Raw data.
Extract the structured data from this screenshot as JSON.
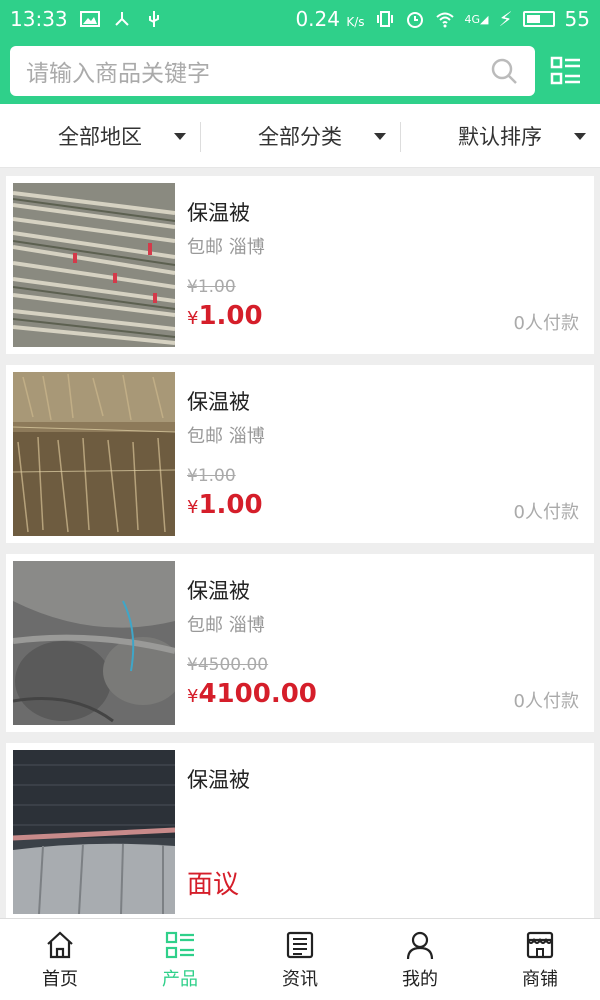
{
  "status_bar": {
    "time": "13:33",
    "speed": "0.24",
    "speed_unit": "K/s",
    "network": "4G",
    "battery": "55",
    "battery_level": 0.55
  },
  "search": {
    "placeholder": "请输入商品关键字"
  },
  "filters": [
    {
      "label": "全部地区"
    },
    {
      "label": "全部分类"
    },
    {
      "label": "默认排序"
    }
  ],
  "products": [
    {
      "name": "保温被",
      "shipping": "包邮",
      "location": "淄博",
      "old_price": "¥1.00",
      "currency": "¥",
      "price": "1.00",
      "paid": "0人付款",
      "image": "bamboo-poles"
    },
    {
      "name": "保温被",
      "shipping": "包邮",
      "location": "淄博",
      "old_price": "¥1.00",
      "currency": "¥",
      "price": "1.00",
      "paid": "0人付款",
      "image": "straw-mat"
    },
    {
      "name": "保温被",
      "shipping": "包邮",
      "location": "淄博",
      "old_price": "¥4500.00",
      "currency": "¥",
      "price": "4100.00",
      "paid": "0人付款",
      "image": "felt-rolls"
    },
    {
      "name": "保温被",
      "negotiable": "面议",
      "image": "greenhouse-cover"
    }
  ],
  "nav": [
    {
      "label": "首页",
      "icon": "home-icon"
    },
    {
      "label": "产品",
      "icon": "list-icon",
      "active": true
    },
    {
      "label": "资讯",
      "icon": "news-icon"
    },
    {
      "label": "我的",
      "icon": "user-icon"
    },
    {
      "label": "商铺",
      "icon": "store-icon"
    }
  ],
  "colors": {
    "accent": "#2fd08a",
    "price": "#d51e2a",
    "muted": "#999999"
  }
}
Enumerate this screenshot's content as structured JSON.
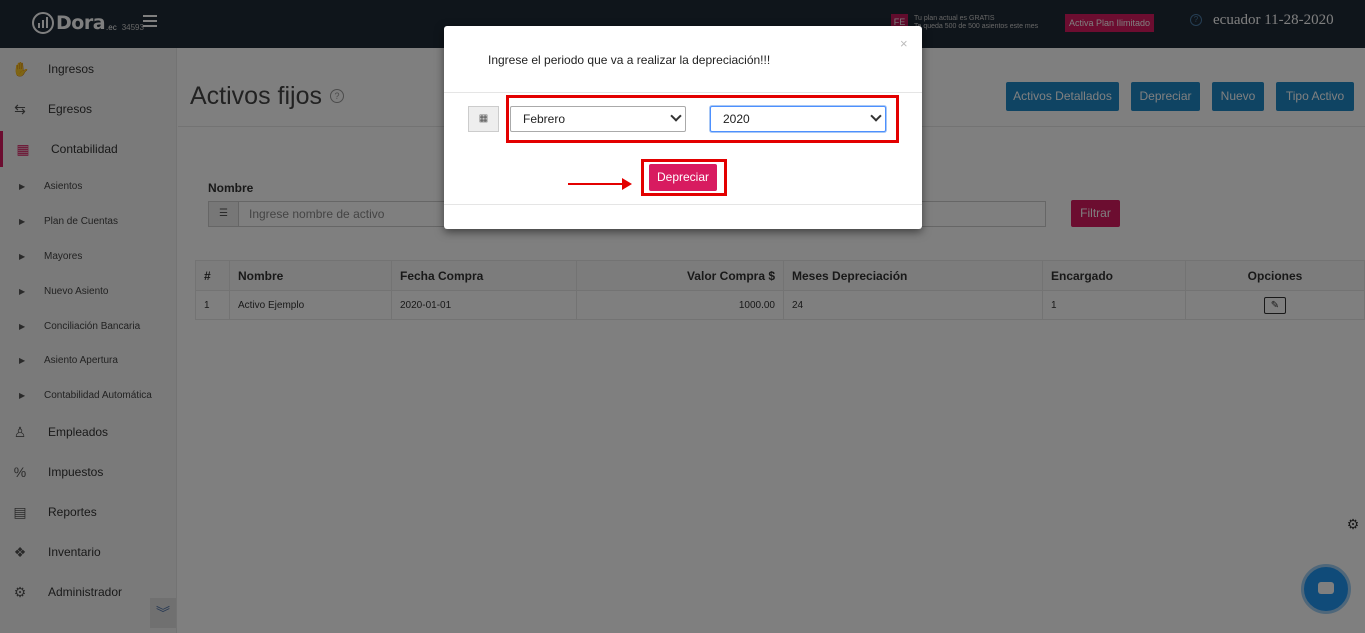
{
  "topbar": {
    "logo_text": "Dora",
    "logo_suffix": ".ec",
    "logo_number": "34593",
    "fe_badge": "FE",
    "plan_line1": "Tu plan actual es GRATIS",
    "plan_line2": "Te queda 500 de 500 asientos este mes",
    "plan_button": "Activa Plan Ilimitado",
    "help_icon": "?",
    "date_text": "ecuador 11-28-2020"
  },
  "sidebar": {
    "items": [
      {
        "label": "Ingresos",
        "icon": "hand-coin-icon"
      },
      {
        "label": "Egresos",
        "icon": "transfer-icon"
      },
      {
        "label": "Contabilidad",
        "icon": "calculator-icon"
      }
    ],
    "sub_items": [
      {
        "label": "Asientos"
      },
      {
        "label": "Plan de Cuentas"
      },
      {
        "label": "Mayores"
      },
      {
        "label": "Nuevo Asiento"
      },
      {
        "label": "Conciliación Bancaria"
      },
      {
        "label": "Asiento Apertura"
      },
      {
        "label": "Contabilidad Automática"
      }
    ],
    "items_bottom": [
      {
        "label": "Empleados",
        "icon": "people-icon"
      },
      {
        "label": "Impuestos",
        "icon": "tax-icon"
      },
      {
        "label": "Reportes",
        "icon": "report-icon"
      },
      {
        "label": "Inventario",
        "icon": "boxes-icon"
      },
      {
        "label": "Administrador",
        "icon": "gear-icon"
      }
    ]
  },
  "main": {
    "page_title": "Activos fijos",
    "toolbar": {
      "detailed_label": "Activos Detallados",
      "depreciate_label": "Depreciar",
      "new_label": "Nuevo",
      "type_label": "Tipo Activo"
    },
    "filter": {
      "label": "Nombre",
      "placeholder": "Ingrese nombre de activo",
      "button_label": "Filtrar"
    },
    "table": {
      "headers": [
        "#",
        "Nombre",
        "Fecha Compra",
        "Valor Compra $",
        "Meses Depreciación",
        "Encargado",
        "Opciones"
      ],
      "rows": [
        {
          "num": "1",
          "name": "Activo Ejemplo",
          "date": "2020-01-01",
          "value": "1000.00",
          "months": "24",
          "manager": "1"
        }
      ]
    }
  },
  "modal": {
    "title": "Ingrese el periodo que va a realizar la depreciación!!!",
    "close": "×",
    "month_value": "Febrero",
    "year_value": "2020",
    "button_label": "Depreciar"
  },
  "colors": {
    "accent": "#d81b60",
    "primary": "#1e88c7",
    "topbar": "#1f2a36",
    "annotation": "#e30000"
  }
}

Exercise.
Extract the entries in full, exactly as they are, minus the pictures.

Written response.
Extract the structured data from this screenshot as JSON.
{
  "status_bar": {
    "time": "13:33",
    "speed": "0.24",
    "speed_unit": "K/s",
    "network": "4G",
    "battery": "55",
    "battery_level": 0.55
  },
  "search": {
    "placeholder": "请输入商品关键字"
  },
  "filters": [
    {
      "label": "全部地区"
    },
    {
      "label": "全部分类"
    },
    {
      "label": "默认排序"
    }
  ],
  "products": [
    {
      "name": "保温被",
      "shipping": "包邮",
      "location": "淄博",
      "old_price": "¥1.00",
      "currency": "¥",
      "price": "1.00",
      "paid": "0人付款",
      "image": "bamboo-poles"
    },
    {
      "name": "保温被",
      "shipping": "包邮",
      "location": "淄博",
      "old_price": "¥1.00",
      "currency": "¥",
      "price": "1.00",
      "paid": "0人付款",
      "image": "straw-mat"
    },
    {
      "name": "保温被",
      "shipping": "包邮",
      "location": "淄博",
      "old_price": "¥4500.00",
      "currency": "¥",
      "price": "4100.00",
      "paid": "0人付款",
      "image": "felt-rolls"
    },
    {
      "name": "保温被",
      "negotiable": "面议",
      "image": "greenhouse-cover"
    }
  ],
  "nav": [
    {
      "label": "首页",
      "icon": "home-icon"
    },
    {
      "label": "产品",
      "icon": "list-icon",
      "active": true
    },
    {
      "label": "资讯",
      "icon": "news-icon"
    },
    {
      "label": "我的",
      "icon": "user-icon"
    },
    {
      "label": "商铺",
      "icon": "store-icon"
    }
  ],
  "colors": {
    "accent": "#2fd08a",
    "price": "#d51e2a",
    "muted": "#999999"
  }
}
Enumerate this screenshot's content as structured JSON.
{
  "topbar": {
    "logo_text": "Dora",
    "logo_suffix": ".ec",
    "logo_number": "34593",
    "fe_badge": "FE",
    "plan_line1": "Tu plan actual es GRATIS",
    "plan_line2": "Te queda 500 de 500 asientos este mes",
    "plan_button": "Activa Plan Ilimitado",
    "help_icon": "?",
    "date_text": "ecuador 11-28-2020"
  },
  "sidebar": {
    "items": [
      {
        "label": "Ingresos",
        "icon": "hand-coin-icon"
      },
      {
        "label": "Egresos",
        "icon": "transfer-icon"
      },
      {
        "label": "Contabilidad",
        "icon": "calculator-icon"
      }
    ],
    "sub_items": [
      {
        "label": "Asientos"
      },
      {
        "label": "Plan de Cuentas"
      },
      {
        "label": "Mayores"
      },
      {
        "label": "Nuevo Asiento"
      },
      {
        "label": "Conciliación Bancaria"
      },
      {
        "label": "Asiento Apertura"
      },
      {
        "label": "Contabilidad Automática"
      }
    ],
    "items_bottom": [
      {
        "label": "Empleados",
        "icon": "people-icon"
      },
      {
        "label": "Impuestos",
        "icon": "tax-icon"
      },
      {
        "label": "Reportes",
        "icon": "report-icon"
      },
      {
        "label": "Inventario",
        "icon": "boxes-icon"
      },
      {
        "label": "Administrador",
        "icon": "gear-icon"
      }
    ]
  },
  "main": {
    "page_title": "Activos fijos",
    "toolbar": {
      "detailed_label": "Activos Detallados",
      "depreciate_label": "Depreciar",
      "new_label": "Nuevo",
      "type_label": "Tipo Activo"
    },
    "filter": {
      "label": "Nombre",
      "placeholder": "Ingrese nombre de activo",
      "button_label": "Filtrar"
    },
    "table": {
      "headers": [
        "#",
        "Nombre",
        "Fecha Compra",
        "Valor Compra $",
        "Meses Depreciación",
        "Encargado",
        "Opciones"
      ],
      "rows": [
        {
          "num": "1",
          "name": "Activo Ejemplo",
          "date": "2020-01-01",
          "value": "1000.00",
          "months": "24",
          "manager": "1"
        }
      ]
    }
  },
  "modal": {
    "title": "Ingrese el periodo que va a realizar la depreciación!!!",
    "close": "×",
    "month_value": "Febrero",
    "year_value": "2020",
    "button_label": "Depreciar"
  },
  "colors": {
    "accent": "#d81b60",
    "primary": "#1e88c7",
    "topbar": "#1f2a36",
    "annotation": "#e30000"
  }
}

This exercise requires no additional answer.